TASK BRIEF: Scan the records for the string "Variasi"; copy each line where it occurs.

Start of GIVEN RECORDS

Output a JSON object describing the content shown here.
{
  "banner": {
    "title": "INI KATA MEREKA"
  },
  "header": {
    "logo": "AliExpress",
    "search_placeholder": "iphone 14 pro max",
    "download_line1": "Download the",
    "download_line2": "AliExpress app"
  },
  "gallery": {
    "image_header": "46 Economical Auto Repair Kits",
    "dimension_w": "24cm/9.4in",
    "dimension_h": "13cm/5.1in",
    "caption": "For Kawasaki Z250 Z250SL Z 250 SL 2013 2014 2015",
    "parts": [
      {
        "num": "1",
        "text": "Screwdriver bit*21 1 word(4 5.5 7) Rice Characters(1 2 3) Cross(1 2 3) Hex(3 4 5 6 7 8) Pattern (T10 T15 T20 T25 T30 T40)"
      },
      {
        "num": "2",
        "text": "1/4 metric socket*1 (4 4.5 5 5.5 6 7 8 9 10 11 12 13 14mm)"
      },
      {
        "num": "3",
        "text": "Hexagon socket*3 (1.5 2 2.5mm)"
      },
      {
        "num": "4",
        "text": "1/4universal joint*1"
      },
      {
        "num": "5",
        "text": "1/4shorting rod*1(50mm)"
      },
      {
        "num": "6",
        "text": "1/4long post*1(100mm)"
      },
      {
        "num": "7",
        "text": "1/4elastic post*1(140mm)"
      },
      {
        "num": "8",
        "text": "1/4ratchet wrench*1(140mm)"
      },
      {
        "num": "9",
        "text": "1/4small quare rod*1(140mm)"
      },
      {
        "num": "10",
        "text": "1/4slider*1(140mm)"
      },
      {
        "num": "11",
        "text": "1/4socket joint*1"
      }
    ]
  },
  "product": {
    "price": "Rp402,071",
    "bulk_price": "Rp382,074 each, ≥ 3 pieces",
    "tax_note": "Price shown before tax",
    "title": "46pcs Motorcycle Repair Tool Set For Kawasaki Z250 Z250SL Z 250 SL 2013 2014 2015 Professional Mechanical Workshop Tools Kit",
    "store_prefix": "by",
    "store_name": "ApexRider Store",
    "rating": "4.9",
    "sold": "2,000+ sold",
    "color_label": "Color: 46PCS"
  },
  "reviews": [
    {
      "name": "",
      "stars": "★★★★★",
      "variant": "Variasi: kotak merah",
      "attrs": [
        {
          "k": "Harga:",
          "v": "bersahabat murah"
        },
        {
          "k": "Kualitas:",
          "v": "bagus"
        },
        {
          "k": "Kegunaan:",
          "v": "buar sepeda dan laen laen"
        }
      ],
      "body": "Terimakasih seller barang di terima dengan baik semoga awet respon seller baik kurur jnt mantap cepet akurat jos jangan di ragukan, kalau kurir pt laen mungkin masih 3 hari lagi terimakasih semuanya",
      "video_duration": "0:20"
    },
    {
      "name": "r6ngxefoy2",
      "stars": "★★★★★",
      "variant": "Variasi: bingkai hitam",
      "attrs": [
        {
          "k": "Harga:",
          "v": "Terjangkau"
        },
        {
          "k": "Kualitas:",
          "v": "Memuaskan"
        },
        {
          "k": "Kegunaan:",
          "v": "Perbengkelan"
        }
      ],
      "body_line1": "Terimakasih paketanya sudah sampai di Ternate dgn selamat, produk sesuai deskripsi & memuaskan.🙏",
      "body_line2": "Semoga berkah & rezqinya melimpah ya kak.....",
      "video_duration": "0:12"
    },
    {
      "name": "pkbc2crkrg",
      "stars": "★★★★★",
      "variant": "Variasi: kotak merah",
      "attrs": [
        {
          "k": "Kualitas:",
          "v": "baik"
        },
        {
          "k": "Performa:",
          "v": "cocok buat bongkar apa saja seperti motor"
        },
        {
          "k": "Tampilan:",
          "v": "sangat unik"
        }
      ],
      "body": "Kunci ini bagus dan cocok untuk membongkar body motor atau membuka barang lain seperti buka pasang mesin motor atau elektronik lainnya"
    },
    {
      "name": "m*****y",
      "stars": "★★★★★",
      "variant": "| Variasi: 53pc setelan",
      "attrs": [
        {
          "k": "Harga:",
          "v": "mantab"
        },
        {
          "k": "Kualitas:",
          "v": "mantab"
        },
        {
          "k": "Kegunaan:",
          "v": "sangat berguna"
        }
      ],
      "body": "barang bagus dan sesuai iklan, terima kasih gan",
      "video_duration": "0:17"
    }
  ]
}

End of GIVEN RECORDS

COMPLETE RESPONSE:
      "variant": "Variasi: kotak merah",
      "variant": "Variasi: bingkai hitam",
      "variant": "Variasi: kotak merah",
      "variant": "| Variasi: 53pc setelan",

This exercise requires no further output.